AIM OF THE EXERCISE
Reply only with how many lines contain the word "BOTTOM".
= = =
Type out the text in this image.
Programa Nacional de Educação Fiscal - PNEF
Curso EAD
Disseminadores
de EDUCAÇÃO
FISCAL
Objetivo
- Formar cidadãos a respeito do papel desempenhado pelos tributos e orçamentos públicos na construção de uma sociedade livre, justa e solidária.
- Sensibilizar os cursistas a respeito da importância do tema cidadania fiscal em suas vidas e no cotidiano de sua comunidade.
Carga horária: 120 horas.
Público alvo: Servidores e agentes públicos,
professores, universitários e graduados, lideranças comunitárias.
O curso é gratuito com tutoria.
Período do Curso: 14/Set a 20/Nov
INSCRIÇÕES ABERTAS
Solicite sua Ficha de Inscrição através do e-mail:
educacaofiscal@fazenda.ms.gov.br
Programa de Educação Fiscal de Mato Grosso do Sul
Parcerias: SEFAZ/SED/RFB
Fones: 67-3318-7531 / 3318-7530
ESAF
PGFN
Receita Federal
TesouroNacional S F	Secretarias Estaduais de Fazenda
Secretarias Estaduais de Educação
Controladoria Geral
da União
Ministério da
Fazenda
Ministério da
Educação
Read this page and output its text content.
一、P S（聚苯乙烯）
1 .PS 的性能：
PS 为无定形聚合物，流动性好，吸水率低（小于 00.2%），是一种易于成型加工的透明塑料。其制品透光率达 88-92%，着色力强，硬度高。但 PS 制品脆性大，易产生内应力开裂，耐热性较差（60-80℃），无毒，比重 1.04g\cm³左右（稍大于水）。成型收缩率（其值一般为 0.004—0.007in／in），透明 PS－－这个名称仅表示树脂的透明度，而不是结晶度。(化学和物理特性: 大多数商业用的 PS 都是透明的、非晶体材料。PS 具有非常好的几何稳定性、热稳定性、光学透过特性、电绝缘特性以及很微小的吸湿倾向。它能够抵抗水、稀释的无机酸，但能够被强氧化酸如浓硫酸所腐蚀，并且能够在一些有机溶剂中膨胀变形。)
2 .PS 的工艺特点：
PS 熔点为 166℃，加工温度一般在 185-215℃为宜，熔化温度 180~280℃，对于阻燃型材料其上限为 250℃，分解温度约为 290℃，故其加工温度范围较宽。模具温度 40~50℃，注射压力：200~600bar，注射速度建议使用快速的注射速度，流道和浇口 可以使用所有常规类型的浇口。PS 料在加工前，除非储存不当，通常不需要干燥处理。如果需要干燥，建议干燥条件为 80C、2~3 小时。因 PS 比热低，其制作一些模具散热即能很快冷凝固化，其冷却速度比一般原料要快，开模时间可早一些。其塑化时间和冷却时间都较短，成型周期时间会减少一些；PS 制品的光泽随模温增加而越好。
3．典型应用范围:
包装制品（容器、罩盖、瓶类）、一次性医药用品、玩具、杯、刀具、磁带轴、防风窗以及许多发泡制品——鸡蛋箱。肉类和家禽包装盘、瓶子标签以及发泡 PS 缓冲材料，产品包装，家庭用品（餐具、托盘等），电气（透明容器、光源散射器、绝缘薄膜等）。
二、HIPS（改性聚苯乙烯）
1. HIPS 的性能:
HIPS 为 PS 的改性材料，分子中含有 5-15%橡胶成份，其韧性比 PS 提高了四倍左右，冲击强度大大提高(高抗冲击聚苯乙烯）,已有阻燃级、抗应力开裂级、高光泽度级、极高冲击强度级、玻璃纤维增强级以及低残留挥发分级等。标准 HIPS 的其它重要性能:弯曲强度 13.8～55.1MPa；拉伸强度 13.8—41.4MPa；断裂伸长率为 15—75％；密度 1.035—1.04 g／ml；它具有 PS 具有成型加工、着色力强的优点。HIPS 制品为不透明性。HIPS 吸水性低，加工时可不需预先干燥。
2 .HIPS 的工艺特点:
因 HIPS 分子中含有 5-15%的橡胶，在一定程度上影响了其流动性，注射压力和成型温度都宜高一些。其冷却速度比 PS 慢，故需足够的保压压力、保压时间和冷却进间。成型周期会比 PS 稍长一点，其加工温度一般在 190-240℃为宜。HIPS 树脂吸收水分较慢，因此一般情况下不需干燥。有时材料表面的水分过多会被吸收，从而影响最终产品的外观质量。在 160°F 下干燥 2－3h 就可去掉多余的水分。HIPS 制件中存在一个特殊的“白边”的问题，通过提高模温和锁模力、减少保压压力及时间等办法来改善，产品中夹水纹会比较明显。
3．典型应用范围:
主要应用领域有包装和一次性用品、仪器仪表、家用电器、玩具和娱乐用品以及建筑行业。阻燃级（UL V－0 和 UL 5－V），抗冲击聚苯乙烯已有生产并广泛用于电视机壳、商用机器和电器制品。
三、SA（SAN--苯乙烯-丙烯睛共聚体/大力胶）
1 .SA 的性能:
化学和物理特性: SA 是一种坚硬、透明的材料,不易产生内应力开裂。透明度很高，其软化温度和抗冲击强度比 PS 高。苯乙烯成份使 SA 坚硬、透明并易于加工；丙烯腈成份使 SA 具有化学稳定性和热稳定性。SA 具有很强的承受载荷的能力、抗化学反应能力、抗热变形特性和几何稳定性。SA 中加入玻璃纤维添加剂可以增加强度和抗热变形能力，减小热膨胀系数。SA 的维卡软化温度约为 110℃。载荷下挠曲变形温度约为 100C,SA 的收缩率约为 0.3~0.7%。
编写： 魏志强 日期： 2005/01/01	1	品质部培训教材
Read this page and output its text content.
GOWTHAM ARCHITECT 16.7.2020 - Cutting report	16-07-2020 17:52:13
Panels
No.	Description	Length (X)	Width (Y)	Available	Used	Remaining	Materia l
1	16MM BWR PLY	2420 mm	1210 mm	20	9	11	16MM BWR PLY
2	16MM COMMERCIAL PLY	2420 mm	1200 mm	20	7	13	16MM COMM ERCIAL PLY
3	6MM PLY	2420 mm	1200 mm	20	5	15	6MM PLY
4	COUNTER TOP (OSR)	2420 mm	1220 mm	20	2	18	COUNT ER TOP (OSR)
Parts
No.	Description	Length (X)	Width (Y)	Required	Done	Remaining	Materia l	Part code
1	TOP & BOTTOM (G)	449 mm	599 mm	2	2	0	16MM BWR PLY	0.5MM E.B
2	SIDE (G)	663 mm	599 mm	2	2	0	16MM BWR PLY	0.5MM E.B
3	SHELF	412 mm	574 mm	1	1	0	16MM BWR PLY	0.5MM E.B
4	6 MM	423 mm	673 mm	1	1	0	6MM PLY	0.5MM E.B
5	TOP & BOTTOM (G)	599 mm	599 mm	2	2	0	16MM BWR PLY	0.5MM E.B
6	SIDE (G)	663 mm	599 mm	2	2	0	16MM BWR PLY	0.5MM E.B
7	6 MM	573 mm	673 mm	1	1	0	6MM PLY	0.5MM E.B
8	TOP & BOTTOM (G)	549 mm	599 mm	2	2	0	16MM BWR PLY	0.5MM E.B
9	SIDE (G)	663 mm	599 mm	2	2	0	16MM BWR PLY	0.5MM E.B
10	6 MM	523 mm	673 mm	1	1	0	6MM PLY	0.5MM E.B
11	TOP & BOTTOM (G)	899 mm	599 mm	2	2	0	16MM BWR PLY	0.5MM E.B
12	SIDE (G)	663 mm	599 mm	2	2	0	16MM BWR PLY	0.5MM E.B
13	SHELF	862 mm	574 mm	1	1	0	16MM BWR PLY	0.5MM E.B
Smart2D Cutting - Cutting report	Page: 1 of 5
= = =
EXERCISE ANSWER
4